------ DATASET RECORDS

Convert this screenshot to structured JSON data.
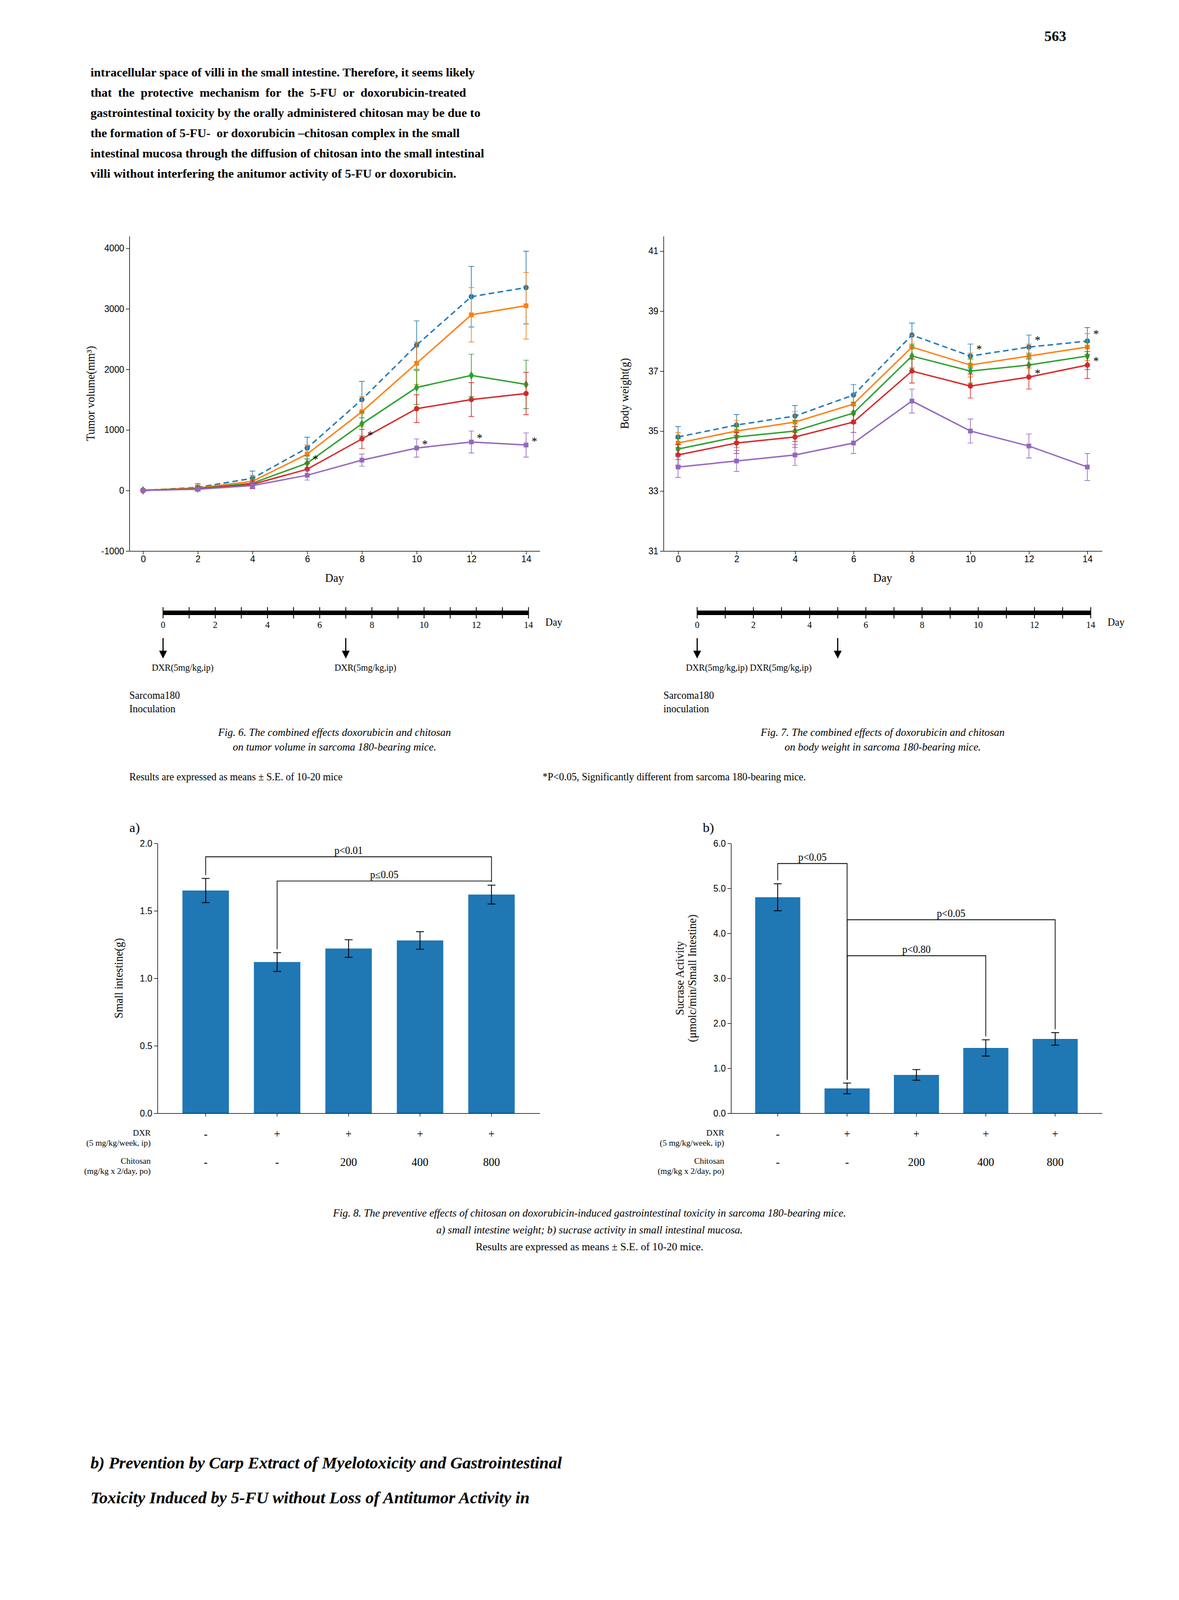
{
  "page_number": "563",
  "header_lines": [
    "intracellular space of villi in the small intestine. Therefore, it seems likely",
    "that  the  protective  mechanism  for  the  5-FU  or  doxorubicin-treated",
    "gastrointestinal toxicity by the orally administered chitosan may be due to",
    "the formation of 5-FU-  or doxorubicin –chitosan complex in the small",
    "intestinal mucosa through the diffusion of chitosan into the small intestinal",
    "villi without interfering the anitumor activity of 5-FU or doxorubicin."
  ],
  "chart_data": [
    {
      "type": "line",
      "x": [
        0,
        2,
        4,
        6,
        8,
        10,
        12,
        14
      ],
      "series": [
        {
          "marker": "circle",
          "line_style": "dashed",
          "values": [
            0,
            50,
            200,
            700,
            1500,
            2400,
            3200,
            3350
          ],
          "errors": [
            0,
            60,
            120,
            180,
            300,
            400,
            500,
            600
          ]
        },
        {
          "marker": "square",
          "line_style": "solid",
          "values": [
            0,
            40,
            150,
            600,
            1300,
            2100,
            2900,
            3050
          ],
          "errors": [
            0,
            50,
            100,
            150,
            250,
            350,
            450,
            550
          ]
        },
        {
          "marker": "diamond",
          "line_style": "solid",
          "values": [
            0,
            30,
            120,
            450,
            1100,
            1700,
            1900,
            1750
          ],
          "errors": [
            0,
            40,
            90,
            120,
            200,
            280,
            350,
            400
          ]
        },
        {
          "marker": "circle",
          "line_style": "solid",
          "values": [
            0,
            25,
            100,
            350,
            850,
            1350,
            1500,
            1600
          ],
          "errors": [
            0,
            30,
            70,
            100,
            160,
            230,
            280,
            350
          ]
        },
        {
          "marker": "square",
          "line_style": "solid",
          "values": [
            0,
            20,
            80,
            250,
            500,
            700,
            800,
            750
          ],
          "errors": [
            0,
            20,
            50,
            80,
            100,
            150,
            180,
            200
          ]
        }
      ],
      "xlabel": "Day",
      "ylabel": "Tumor volume(mm³)",
      "xlim": [
        -0.5,
        14.5
      ],
      "xticks": [
        0,
        2,
        4,
        6,
        8,
        10,
        12,
        14
      ],
      "ylim": [
        -1000,
        4200
      ],
      "yticks": [
        -1000,
        0,
        1000,
        2000,
        3000,
        4000
      ],
      "annotations": [
        {
          "text": "*",
          "x": 6.2,
          "y": 450
        },
        {
          "text": "*",
          "x": 8.2,
          "y": 850
        },
        {
          "text": "*",
          "x": 10.2,
          "y": 700
        },
        {
          "text": "*",
          "x": 12.2,
          "y": 800
        },
        {
          "text": "*",
          "x": 14.2,
          "y": 750
        }
      ],
      "timeline": {
        "xlim": [
          0,
          14
        ],
        "ticks": [
          0,
          2,
          4,
          6,
          8,
          10,
          12,
          14
        ],
        "minor_ticks": [
          0,
          1,
          2,
          3,
          4,
          5,
          6,
          7,
          8,
          9,
          10,
          11,
          12,
          13,
          14
        ],
        "label": "Day",
        "arrows": [
          0,
          7
        ],
        "arrow_labels": [
          {
            "x": 0,
            "text": "DXR(5mg/kg,ip)"
          },
          {
            "x": 7,
            "text": "DXR(5mg/kg,ip)"
          }
        ],
        "event_lines": [
          "Sarcoma180",
          "Inoculation"
        ]
      },
      "caption": [
        "Fig. 6. The combined effects doxorubicin and chitosan",
        "on tumor volume in sarcoma 180-bearing mice."
      ]
    },
    {
      "type": "line",
      "x": [
        0,
        2,
        4,
        6,
        8,
        10,
        12,
        14
      ],
      "series": [
        {
          "marker": "circle",
          "line_style": "dashed",
          "values": [
            34.8,
            35.2,
            35.5,
            36.2,
            38.2,
            37.5,
            37.8,
            38.0
          ],
          "errors": [
            0.35,
            0.35,
            0.35,
            0.35,
            0.4,
            0.4,
            0.4,
            0.45
          ]
        },
        {
          "marker": "square",
          "line_style": "solid",
          "values": [
            34.6,
            35.0,
            35.3,
            35.9,
            37.8,
            37.2,
            37.5,
            37.8
          ],
          "errors": [
            0.35,
            0.35,
            0.35,
            0.35,
            0.4,
            0.4,
            0.4,
            0.45
          ]
        },
        {
          "marker": "diamond",
          "line_style": "solid",
          "values": [
            34.4,
            34.8,
            35.0,
            35.6,
            37.5,
            37.0,
            37.2,
            37.5
          ],
          "errors": [
            0.35,
            0.35,
            0.35,
            0.35,
            0.4,
            0.4,
            0.4,
            0.45
          ]
        },
        {
          "marker": "circle",
          "line_style": "solid",
          "values": [
            34.2,
            34.6,
            34.8,
            35.3,
            37.0,
            36.5,
            36.8,
            37.2
          ],
          "errors": [
            0.35,
            0.35,
            0.35,
            0.35,
            0.4,
            0.4,
            0.4,
            0.45
          ]
        },
        {
          "marker": "square",
          "line_style": "solid",
          "values": [
            33.8,
            34.0,
            34.2,
            34.6,
            36.0,
            35.0,
            34.5,
            33.8
          ],
          "errors": [
            0.35,
            0.35,
            0.35,
            0.35,
            0.4,
            0.4,
            0.4,
            0.45
          ]
        }
      ],
      "xlabel": "Day",
      "ylabel": "Body weight(g)",
      "xlim": [
        -0.5,
        14.5
      ],
      "xticks": [
        0,
        2,
        4,
        6,
        8,
        10,
        12,
        14
      ],
      "ylim": [
        31,
        41.5
      ],
      "yticks": [
        31,
        33,
        35,
        37,
        39,
        41
      ],
      "annotations": [
        {
          "text": "*",
          "x": 10.2,
          "y": 37.6
        },
        {
          "text": "*",
          "x": 12.2,
          "y": 37.9
        },
        {
          "text": "*",
          "x": 14.2,
          "y": 38.1
        },
        {
          "text": "*",
          "x": 12.2,
          "y": 36.8
        },
        {
          "text": "*",
          "x": 14.2,
          "y": 37.2
        }
      ],
      "timeline": {
        "xlim": [
          0,
          14
        ],
        "ticks": [
          0,
          2,
          4,
          6,
          8,
          10,
          12,
          14
        ],
        "minor_ticks": [
          0,
          1,
          2,
          3,
          4,
          5,
          6,
          7,
          8,
          9,
          10,
          11,
          12,
          13,
          14
        ],
        "label": "Day",
        "arrows": [
          0,
          5
        ],
        "arrow_labels": [
          {
            "x": 0,
            "text": "DXR(5mg/kg,ip) DXR(5mg/kg,ip)"
          }
        ],
        "event_lines": [
          "Sarcoma180",
          "inoculation"
        ]
      },
      "caption": [
        "Fig. 7. The combined effects of doxorubicin and chitosan",
        "on body weight in sarcoma 180-bearing mice."
      ]
    },
    {
      "type": "bar",
      "title": "a)",
      "categories": [
        null,
        null,
        null,
        null,
        null
      ],
      "values": [
        1.65,
        1.12,
        1.22,
        1.28,
        1.62
      ],
      "errors": [
        0.09,
        0.07,
        0.065,
        0.065,
        0.07
      ],
      "ylabel": "Small intestine(g)",
      "ylim": [
        0.0,
        2.0
      ],
      "yticks": [
        {
          "value": 0.0,
          "label": "0.0"
        },
        0.5,
        {
          "value": 1.0,
          "label": "1.0"
        },
        1.5,
        {
          "value": 2.0,
          "label": "2.0"
        }
      ],
      "category_rows": [
        {
          "label": "DXR\n(5 mg/kg/week, ip)",
          "labels": [
            "-",
            "+",
            "+",
            "+",
            "+"
          ]
        },
        {
          "label": "Chitosan\n(mg/kg x 2/day, po)",
          "labels": [
            "-",
            "-",
            "200",
            "400",
            "800"
          ]
        }
      ],
      "brackets": [
        {
          "from": 0,
          "to": 4,
          "y": 1.9,
          "label": "p<0.01"
        },
        {
          "from": 1,
          "to": 4,
          "y": 1.72,
          "label": "p≤0.05"
        }
      ]
    },
    {
      "type": "bar",
      "title": "b)",
      "categories": [
        null,
        null,
        null,
        null,
        null
      ],
      "values": [
        4.8,
        0.55,
        0.85,
        1.45,
        1.65
      ],
      "errors": [
        0.3,
        0.12,
        0.12,
        0.18,
        0.14
      ],
      "ylabel": "Sucrase Activity\n(μmolc/min/Small Intestine)",
      "ylim": [
        0.0,
        6.0
      ],
      "yticks": [
        {
          "value": 0.0,
          "label": "0.0"
        },
        {
          "value": 1.0,
          "label": "1.0"
        },
        {
          "value": 2.0,
          "label": "2.0"
        },
        {
          "value": 3.0,
          "label": "3.0"
        },
        {
          "value": 4.0,
          "label": "4.0"
        },
        {
          "value": 5.0,
          "label": "5.0"
        },
        {
          "value": 6.0,
          "label": "6.0"
        }
      ],
      "category_rows": [
        {
          "label": "DXR\n(5 mg/kg/week, ip)",
          "labels": [
            "-",
            "+",
            "+",
            "+",
            "+"
          ]
        },
        {
          "label": "Chitosan\n(mg/kg x 2/day, po)",
          "labels": [
            "-",
            "-",
            "200",
            "400",
            "800"
          ]
        }
      ],
      "brackets": [
        {
          "from": 0,
          "to": 1,
          "y": 5.55,
          "label": "p<0.05"
        },
        {
          "from": 1,
          "to": 3,
          "y": 3.5,
          "label": "p<0.80"
        },
        {
          "from": 1,
          "to": 4,
          "y": 4.3,
          "label": "p<0.05"
        }
      ]
    }
  ],
  "notes": [
    "Results are expressed as means ± S.E. of 10-20 mice",
    "*P<0.05, Significantly different from sarcoma 180-bearing mice."
  ],
  "fig8_caption": [
    "Fig. 8. The preventive effects of chitosan on doxorubicin-induced gastrointestinal toxicity in sarcoma 180-bearing mice.",
    "a) small intestine weight; b) sucrase activity in small intestinal mucosa.",
    "Results are expressed as means ± S.E. of 10-20 mice."
  ],
  "footer_lines": [
    "b) Prevention by Carp Extract of Myelotoxicity and Gastrointestinal",
    "Toxicity Induced by 5-FU without Loss of Antitumor Activity in"
  ]
}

------------

THE PROBLEM - The string "bearing" may appear in lines of the entries above. Say how many such lines there are, as a number only.

SOLUTION TO THIS EXERCISE - 4